(Figure contents as structured data)
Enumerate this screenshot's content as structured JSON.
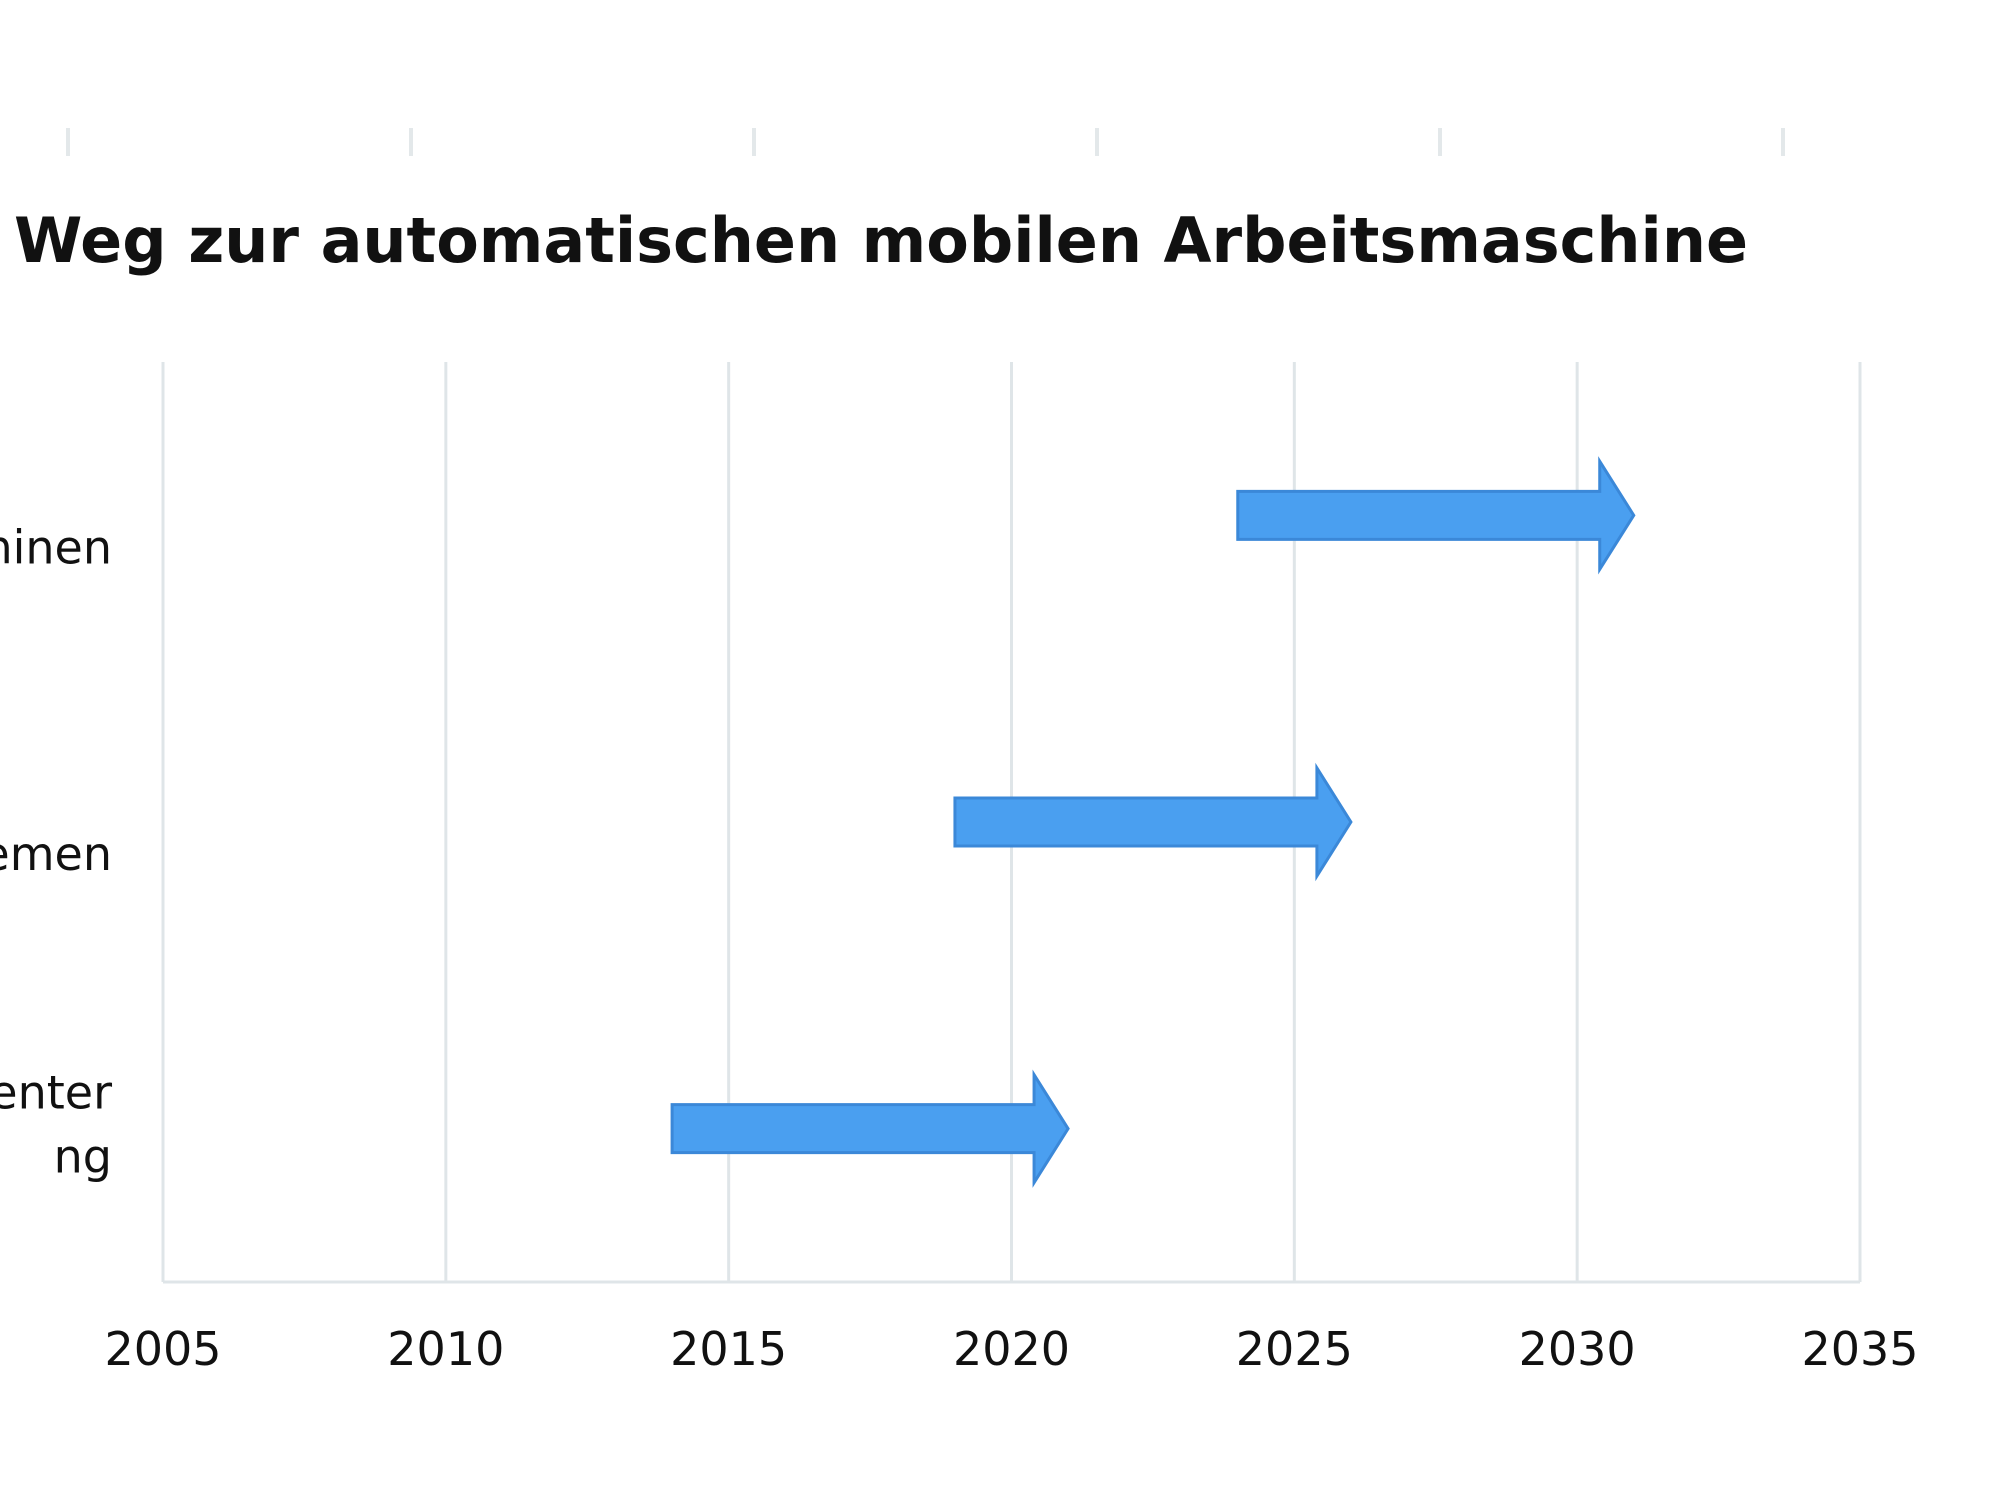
{
  "chart_data": {
    "type": "bar",
    "title": "Weg zur automatischen mobilen Arbeitsmaschine",
    "xlabel": "",
    "ylabel": "",
    "xlim": [
      2005,
      2035
    ],
    "x_ticks": [
      "2005",
      "2010",
      "2015",
      "2020",
      "2025",
      "2030",
      "2035"
    ],
    "grid": true,
    "row_labels_visible": [
      "hinen",
      "emen",
      "enter\nng"
    ],
    "series": [
      {
        "label_visible": "hinen",
        "start": 2024,
        "end": 2031
      },
      {
        "label_visible": "emen",
        "start": 2019,
        "end": 2026
      },
      {
        "label_visible": "enter\nng",
        "start": 2014,
        "end": 2021
      }
    ],
    "colors": {
      "arrow_fill": "#4a9ff0",
      "arrow_stroke": "#3b88d8",
      "grid": "#dfe5e8"
    }
  }
}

Task directions: All entries must be written out again exactly as given, with no pictures in the copy.

Result:
Enumerate this screenshot's content as structured JSON.
{
  "chart_data": {
    "type": "bar",
    "title": "Weg zur automatischen mobilen Arbeitsmaschine",
    "xlabel": "",
    "ylabel": "",
    "xlim": [
      2005,
      2035
    ],
    "x_ticks": [
      "2005",
      "2010",
      "2015",
      "2020",
      "2025",
      "2030",
      "2035"
    ],
    "grid": true,
    "row_labels_visible": [
      "hinen",
      "emen",
      "enter\nng"
    ],
    "series": [
      {
        "label_visible": "hinen",
        "start": 2024,
        "end": 2031
      },
      {
        "label_visible": "emen",
        "start": 2019,
        "end": 2026
      },
      {
        "label_visible": "enter\nng",
        "start": 2014,
        "end": 2021
      }
    ],
    "colors": {
      "arrow_fill": "#4a9ff0",
      "arrow_stroke": "#3b88d8",
      "grid": "#dfe5e8"
    }
  }
}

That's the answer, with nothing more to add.